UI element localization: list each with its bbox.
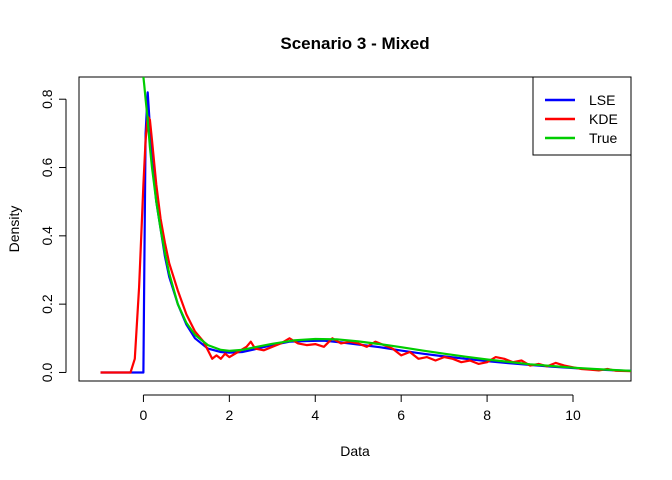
x-tick-label: 10 [565,407,581,423]
y-axis-label: Density [6,206,22,253]
y-axis: 0.0 0.2 0.4 0.6 0.8 [39,89,67,383]
x-axis: 0 2 4 6 8 10 [140,394,581,423]
legend: LSE KDE True [532,76,632,156]
x-tick-label: 8 [483,407,491,423]
series-line-kde [100,115,632,374]
series-line-true [142,76,632,372]
legend-label-true: True [589,130,617,146]
plot-frame [78,76,632,382]
x-tick-label: 0 [140,407,148,423]
y-tick-label: 0.4 [39,226,55,246]
y-tick-label: 0.8 [39,89,55,109]
y-tick-label: 0.2 [39,294,55,314]
x-tick-label: 6 [397,407,405,423]
series-lines [100,76,632,374]
legend-label-kde: KDE [589,111,618,127]
chart-title: Scenario 3 - Mixed [280,34,429,53]
x-tick-label: 4 [311,407,319,423]
x-axis-label: Data [340,443,370,459]
legend-label-lse: LSE [589,92,615,108]
legend-box [532,76,632,156]
y-tick-label: 0.0 [39,363,55,383]
y-tick-label: 0.6 [39,158,55,178]
x-tick-label: 2 [225,407,233,423]
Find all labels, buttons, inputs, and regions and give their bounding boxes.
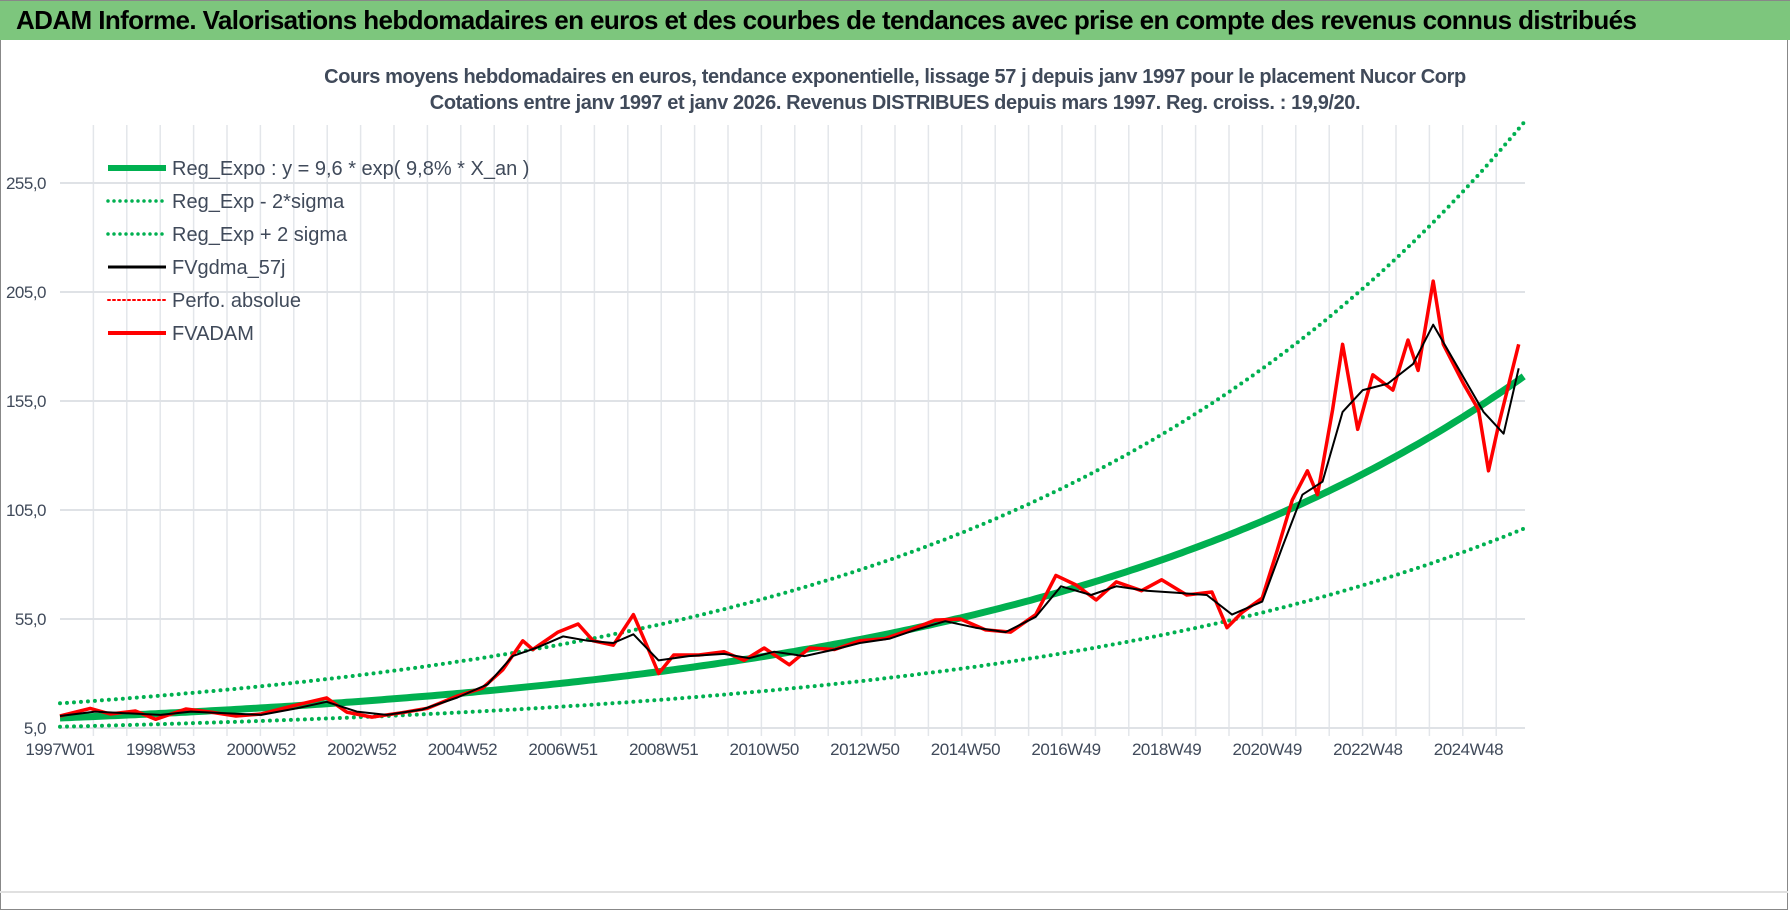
- legend-label: FVADAM: [172, 323, 254, 345]
- report-title: ADAM Informe. Valorisations hebdomadaire…: [16, 5, 1637, 35]
- legend-fvadam: FVADAM: [108, 323, 254, 345]
- y-tick-label: 205,0: [6, 283, 46, 302]
- series-fvgdma-57j: [59, 323, 1520, 717]
- chart-title: Cours moyens hebdomadaires en euros, ten…: [324, 66, 1466, 88]
- legend-label: Reg_Expo : y = 9,6 * exp( 9,8% * X_an ): [172, 158, 529, 180]
- x-tick-label: 2010W50: [730, 740, 799, 759]
- series-fvadam: [59, 279, 1521, 722]
- chart-frame: [0, 40, 1788, 910]
- legend-fvgdma: FVgdma_57j: [108, 257, 285, 279]
- legend-label: Reg_Exp - 2*sigma: [172, 191, 345, 213]
- x-tick-label: 2008W51: [629, 740, 698, 759]
- y-tick-label: 55,0: [15, 610, 46, 629]
- x-tick-label: 2014W50: [931, 740, 1000, 759]
- chart-subtitle: Cotations entre janv 1997 et janv 2026. …: [429, 92, 1361, 114]
- legend-label: FVgdma_57j: [172, 257, 285, 279]
- x-tick-label: 2024W48: [1434, 740, 1503, 759]
- x-tick-label: 2022W48: [1333, 740, 1402, 759]
- series-reg-exp-minus-2-sigma: [58, 526, 1526, 729]
- x-tick-label: 2012W50: [830, 740, 899, 759]
- legend-reg-expo: Reg_Expo : y = 9,6 * exp( 9,8% * X_an ): [108, 158, 529, 180]
- y-tick-label: 255,0: [6, 174, 46, 193]
- x-tick-label: 2020W49: [1233, 740, 1302, 759]
- x-tick-label: 2002W52: [327, 740, 396, 759]
- x-tick-label: 2004W52: [428, 740, 497, 759]
- series-reg-exp-plus-2-sigma: [58, 120, 1526, 706]
- x-tick-label: 2006W51: [528, 740, 597, 759]
- y-tick-label: 5,0: [24, 719, 46, 738]
- x-tick-label: 1998W53: [126, 740, 195, 759]
- legend-reg-exp-minus: Reg_Exp - 2*sigma: [106, 191, 345, 213]
- legend-perfo-absolue: Perfo. absolue: [107, 290, 301, 312]
- report-title-bar: ADAM Informe. Valorisations hebdomadaire…: [0, 0, 1790, 40]
- legend-label: Reg_Exp + 2 sigma: [172, 224, 348, 246]
- legend-label: Perfo. absolue: [172, 290, 301, 312]
- series-reg-expo: [59, 373, 1526, 722]
- y-tick-label: 105,0: [6, 501, 46, 520]
- y-tick-label: 155,0: [6, 392, 46, 411]
- x-tick-label: 2018W49: [1132, 740, 1201, 759]
- legend-reg-exp-plus: Reg_Exp + 2 sigma: [106, 224, 348, 246]
- x-tick-label: 2000W52: [227, 740, 296, 759]
- x-tick-label: 2016W49: [1031, 740, 1100, 759]
- x-tick-label: 1997W01: [25, 740, 94, 759]
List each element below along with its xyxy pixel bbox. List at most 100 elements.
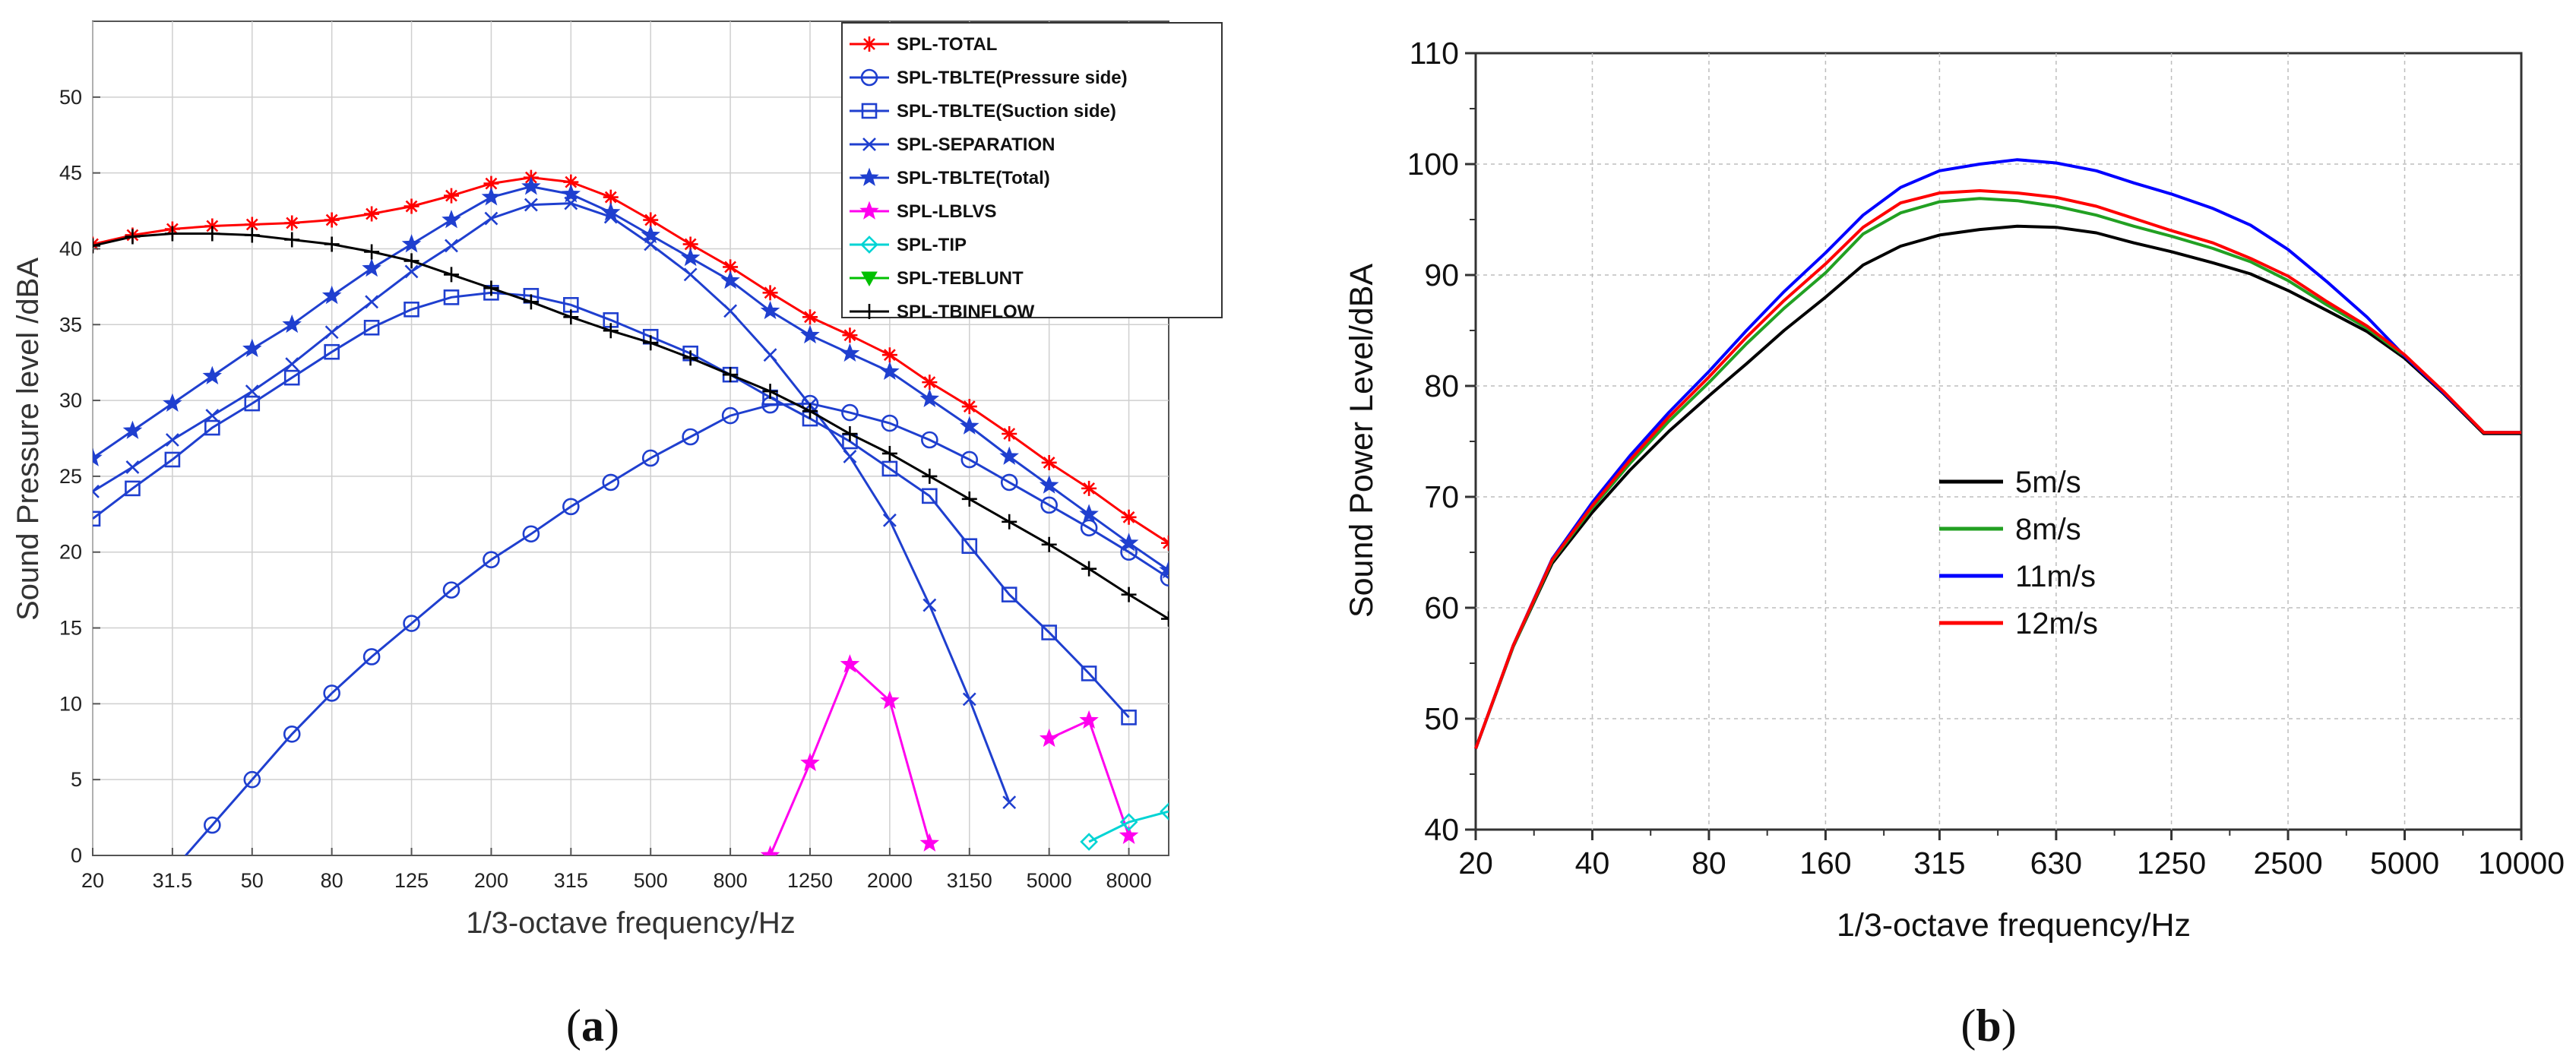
chart-a-point-spl-tbinflow [244,227,260,243]
chart-a-point-spl-tblte-pressure-side [881,414,899,432]
chart-a-series-spl-total [93,169,1169,551]
chart-b-caption: (b) [1960,1001,2016,1051]
chart-a-point-spl-separation [125,460,140,474]
chart-a-x-tick-label: 80 [321,869,343,892]
chart-a-x-tick-label: 31.5 [153,869,193,892]
chart-a-legend-item: SPL-TBINFLOW [850,302,1035,322]
chart-b-line-5m-s [1474,224,2521,750]
chart-b-y-tick-label: 40 [1424,812,1459,847]
chart-a-point-spl-tbinflow [682,350,698,366]
chart-a-point-spl-total [603,189,619,205]
chart-a-legend-marker [861,271,878,287]
chart-a-point-spl-separation [285,357,299,371]
chart-a-point-spl-tblte-total [680,247,701,267]
chart-b-y-tick-label: 70 [1424,479,1459,514]
chart-a-point-spl-separation [365,295,379,309]
chart-a-point-spl-lblvs [1039,728,1059,748]
chart-a-point-spl-tblte-suction-side [1001,586,1017,602]
chart-b-grid [1476,53,2521,830]
chart-b-x-tick-label: 160 [1799,846,1851,881]
chart-b-y-tick-label: 60 [1424,590,1459,625]
chart-a-x-tick-label: 125 [394,869,429,892]
chart-a-line-spl-separation [93,202,1011,803]
chart-a-point-spl-total [483,175,499,191]
chart-a-point-spl-tbinflow [643,335,659,351]
chart-a-point-spl-total [1081,480,1097,496]
chart-a-point-spl-tbinflow [364,244,380,260]
chart-a-x-ticks: 20 31.5 50 80 125 200 315 500 800 1250 2000 3150 500… [81,848,1152,892]
chart-a-point-spl-tbinflow [1081,561,1097,577]
chart-b-x-tick-label: 10000 [2478,846,2565,881]
chart-a-point-spl-separation [962,692,976,707]
chart-a-point-spl-separation [404,264,419,279]
chart-a-point-spl-separation [723,304,738,318]
chart-a-point-spl-tbinflow [284,232,300,248]
chart-a-point-spl-tblte-suction-side [244,395,261,412]
chart-a-point-spl-tblte-total [521,176,541,195]
chart-a-point-spl-total [802,309,818,325]
chart-a-point-spl-total [682,236,698,252]
chart-a-point-spl-tblte-total [202,365,223,385]
chart-b-x-tick-label: 5000 [2370,846,2439,881]
chart-a-x-tick-label: 5000 [1027,869,1072,892]
chart-a-point-spl-tbinflow [444,267,459,283]
chart-b-caption-letter: b [1976,1001,2001,1051]
chart-a-point-spl-tbinflow [961,491,977,507]
chart-a-point-spl-lblvs [880,690,900,710]
chart-b-plot-area [1474,52,2523,831]
chart-a-point-spl-separation [93,484,100,498]
chart-a-legend-item: SPL-TBLTE(Pressure side) [850,68,1128,88]
chart-a-x-tick-label: 2000 [867,869,913,892]
chart-a-legend-item: SPL-TOTAL [850,34,997,55]
chart-a-point-spl-tblte-total [163,393,182,412]
chart-a-point-spl-tblte-suction-side [1121,710,1137,726]
chart-a-point-spl-tblte-suction-side [881,460,898,477]
chart-a-point-spl-tblte-pressure-side [362,648,381,666]
chart-b-legend-item: 12m/s [1939,607,2098,640]
chart-a-point-spl-tblte-suction-side [1041,624,1057,640]
chart-a-y-tick-label: 25 [59,465,82,488]
chart-a-point-spl-lblvs [840,654,860,673]
chart-a-point-spl-tbinflow [563,309,579,325]
chart-b-line-12m-s [1474,189,2521,750]
chart-a-legend-marker [860,236,878,254]
chart-a-point-spl-tblte-pressure-side [602,473,620,492]
chart-a-point-spl-tblte-pressure-side [283,725,301,743]
chart-b-x-axis-label: 1/3-octave frequency/Hz [1837,907,2191,944]
chart-a-point-spl-tblte-total [1159,560,1169,579]
chart-a-point-spl-tip [1160,802,1169,820]
chart-a-legend-label: SPL-TIP [897,235,967,255]
chart-a-y-axis-label: Sound Pressure level /dBA [11,258,45,621]
chart-a-point-spl-tblte-total [481,187,502,206]
chart-a-point-spl-tbinflow [1041,536,1057,552]
chart-b-legend-label: 11m/s [2015,560,2096,593]
chart-a-point-spl-tblte-total [1079,504,1099,523]
chart-a-legend-item: SPL-TEBLUNT [850,268,1024,289]
chart-a-legend-item: SPL-TIP [850,235,967,255]
chart-a-point-spl-tblte-pressure-side [403,615,420,632]
chart-a-point-spl-total [1121,509,1137,525]
chart-a-y-tick-label: 45 [59,162,82,185]
chart-a-point-spl-total [643,212,659,228]
chart-a-point-spl-tblte-total [282,314,302,334]
chart-a-point-spl-tblte-pressure-side [841,403,859,422]
chart-a-series-spl-lblvs [760,654,1139,855]
chart-a-legend-item: SPL-TBLTE(Suction side) [850,101,1116,122]
chart-a-series-spl-tbinflow [93,226,1169,627]
chart-a-point-spl-total [1161,535,1169,551]
chart-b-y-tick-label: 100 [1407,147,1459,182]
chart-a-point-spl-total [563,174,579,190]
chart-a-legend-item: SPL-TBLTE(Total) [850,167,1050,188]
chart-a-legend-label: SPL-TBLTE(Pressure side) [897,68,1128,88]
chart-b-y-tick-label: 80 [1424,368,1459,403]
chart-a-point-spl-tbinflow [762,384,778,400]
chart-b-legend-item: 11m/s [1939,560,2096,593]
chart-a-point-spl-tbinflow [523,294,539,310]
chart-a-x-tick-label: 3150 [947,869,992,892]
chart-b-x-tick-label: 315 [1913,846,1965,881]
chart-a-point-spl-tblte-pressure-side [1000,473,1018,492]
chart-a-point-spl-tblte-suction-side [961,538,978,555]
chart-a-point-spl-tblte-pressure-side [682,428,699,446]
chart-b-x-tick-label: 80 [1691,846,1726,881]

:::::

**Short exercise:** Reproduce, without any change, the lines of the records from the line containing "x-tick-label: 10 [565,407,581,423]" through the line containing "y-tick-label: 0.4 [39,226,55,246]", including both of those lines.

**Written solution:**
x-tick-label: 10 [565,407,581,423]
y-axis-label: Density [6,206,22,253]
y-axis: 0.0 0.2 0.4 0.6 0.8 [39,89,67,383]
x-axis: 0 2 4 6 8 10 [140,394,581,423]
legend: LSE KDE True [532,76,632,156]
x-tick-label: 8 [483,407,491,423]
series-line-kde [100,115,632,374]
series-line-true [142,76,632,372]
legend-label-true: True [589,130,617,146]
plot-frame [78,76,632,382]
x-tick-label: 0 [140,407,148,423]
y-tick-label: 0.4 [39,226,55,246]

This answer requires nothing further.